TASK GOAL: Go over the entries below line by line, copying each one that contains the word "this".
__________________________________________________
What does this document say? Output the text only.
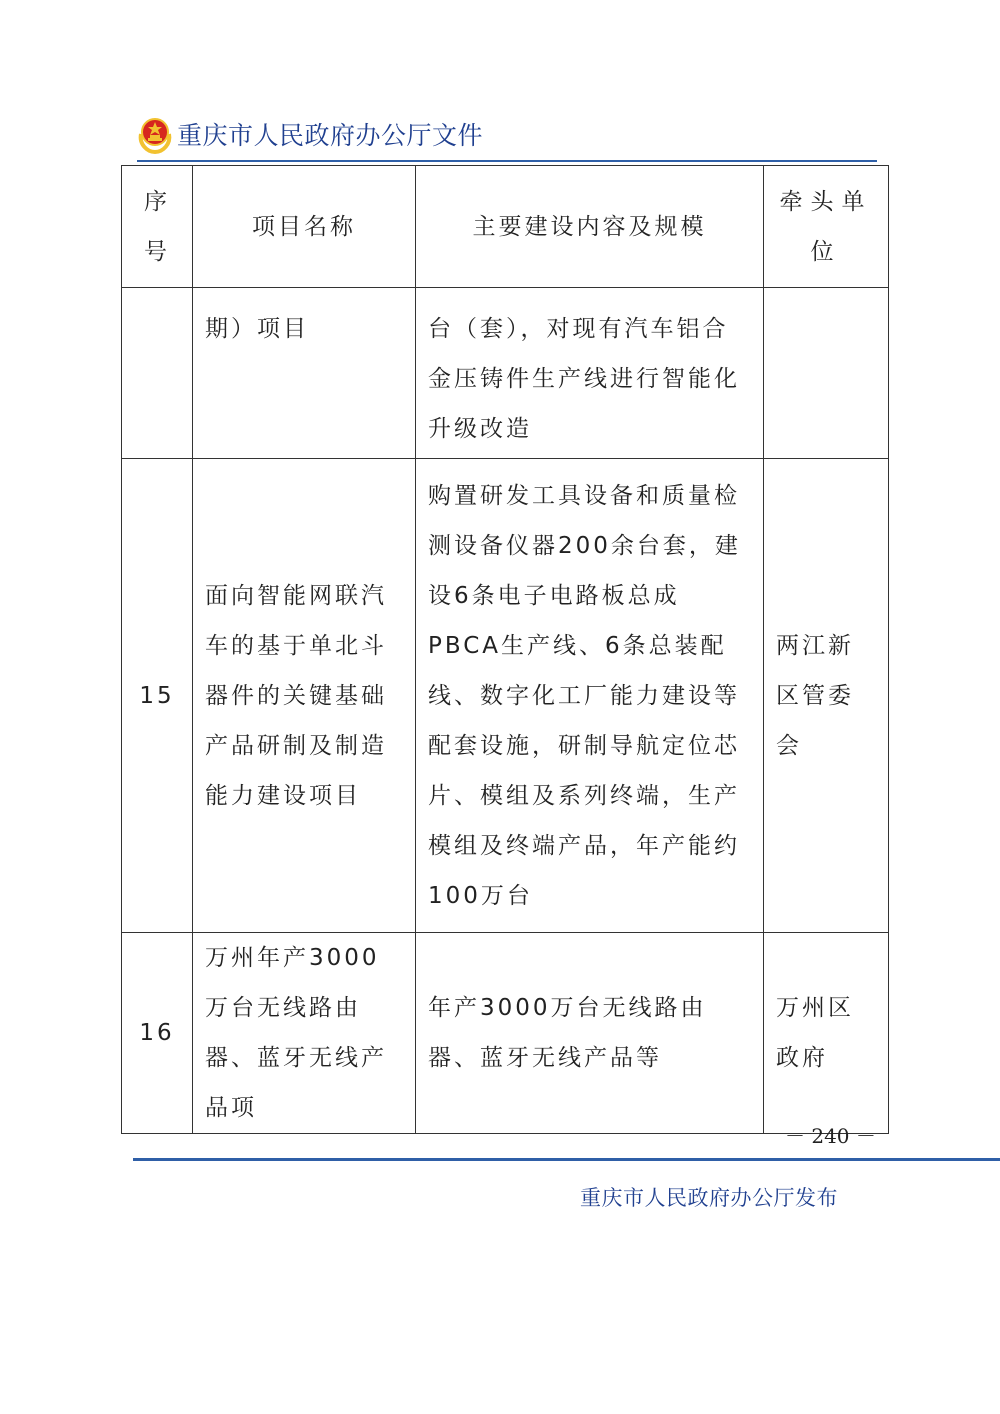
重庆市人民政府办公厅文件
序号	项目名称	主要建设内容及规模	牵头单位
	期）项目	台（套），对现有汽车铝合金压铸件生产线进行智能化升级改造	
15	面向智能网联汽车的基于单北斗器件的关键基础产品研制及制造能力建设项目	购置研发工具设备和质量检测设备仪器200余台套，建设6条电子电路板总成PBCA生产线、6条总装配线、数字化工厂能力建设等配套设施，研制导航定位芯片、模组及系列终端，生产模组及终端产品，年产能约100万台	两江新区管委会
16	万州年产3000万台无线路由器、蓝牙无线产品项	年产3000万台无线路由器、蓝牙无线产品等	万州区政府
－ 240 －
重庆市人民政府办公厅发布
__________________________________________________
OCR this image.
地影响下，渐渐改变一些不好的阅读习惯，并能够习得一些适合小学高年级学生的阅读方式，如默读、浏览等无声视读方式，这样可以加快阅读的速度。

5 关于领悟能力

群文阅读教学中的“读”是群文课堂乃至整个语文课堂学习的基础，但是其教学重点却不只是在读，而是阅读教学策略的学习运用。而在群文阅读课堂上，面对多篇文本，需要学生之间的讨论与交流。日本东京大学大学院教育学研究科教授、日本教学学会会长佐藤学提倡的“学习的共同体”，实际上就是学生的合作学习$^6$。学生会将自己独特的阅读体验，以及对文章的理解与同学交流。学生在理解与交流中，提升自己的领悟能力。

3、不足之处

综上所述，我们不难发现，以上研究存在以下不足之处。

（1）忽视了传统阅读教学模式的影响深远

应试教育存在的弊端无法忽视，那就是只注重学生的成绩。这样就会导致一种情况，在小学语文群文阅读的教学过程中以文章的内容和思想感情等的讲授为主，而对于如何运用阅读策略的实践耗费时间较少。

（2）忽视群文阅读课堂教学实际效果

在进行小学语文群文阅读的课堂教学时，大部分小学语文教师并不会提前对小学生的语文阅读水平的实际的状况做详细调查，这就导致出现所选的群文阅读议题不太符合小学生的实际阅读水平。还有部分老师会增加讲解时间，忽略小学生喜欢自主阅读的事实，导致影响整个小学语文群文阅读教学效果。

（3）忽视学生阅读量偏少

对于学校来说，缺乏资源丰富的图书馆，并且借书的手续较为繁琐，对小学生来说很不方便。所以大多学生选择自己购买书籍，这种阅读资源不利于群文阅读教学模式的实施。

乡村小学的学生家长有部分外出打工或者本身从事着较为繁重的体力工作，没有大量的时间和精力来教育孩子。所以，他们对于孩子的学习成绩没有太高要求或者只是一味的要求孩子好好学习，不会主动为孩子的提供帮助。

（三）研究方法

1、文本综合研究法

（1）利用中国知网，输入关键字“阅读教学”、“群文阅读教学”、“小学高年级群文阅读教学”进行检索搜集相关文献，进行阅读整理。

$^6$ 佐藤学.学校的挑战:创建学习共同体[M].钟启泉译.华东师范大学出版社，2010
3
__________________________________________________
THE REPLY:
What does this document say? Output the text only.
OCR this image.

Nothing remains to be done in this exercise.